Required work:
Using the records that follow, work out how many lines hold the string "Individuals" and provide that number only.

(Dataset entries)
=== Section Start ===

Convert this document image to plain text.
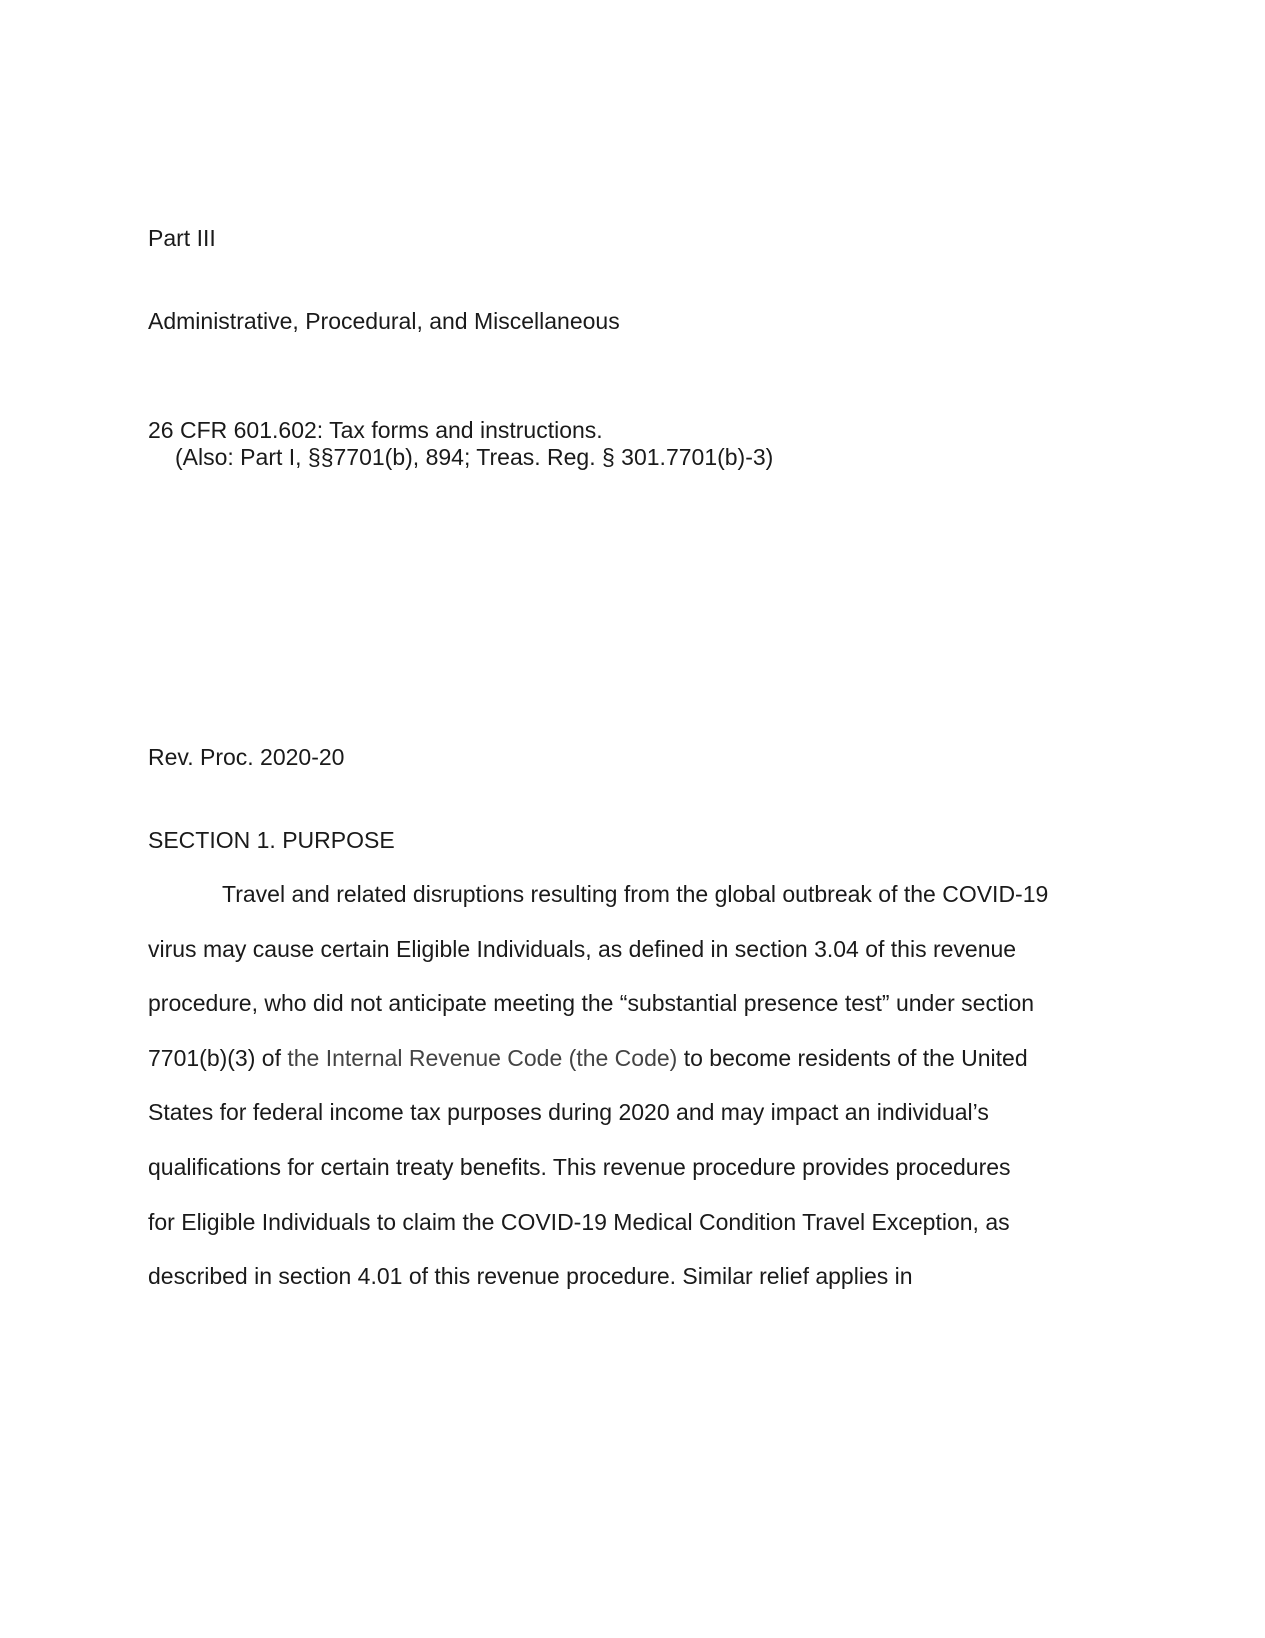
Part III

Administrative, Procedural, and Miscellaneous

26 CFR 601.602: Tax forms and instructions.

(Also: Part I, §§7701(b), 894; Treas. Reg. § 301.7701(b)-3)

Rev. Proc. 2020-20

SECTION 1. PURPOSE

Travel and related disruptions resulting from the global outbreak of the COVID-19

virus may cause certain Eligible Individuals, as defined in section 3.04 of this revenue

procedure, who did not anticipate meeting the “substantial presence test” under section

7701(b)(3) of the Internal Revenue Code (the Code) to become residents of the United

States for federal income tax purposes during 2020 and may impact an individual’s

qualifications for certain treaty benefits. This revenue procedure provides procedures

for Eligible Individuals to claim the COVID-19 Medical Condition Travel Exception, as

described in section 4.01 of this revenue procedure. Similar relief applies in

=== Section End ===

Reply:
2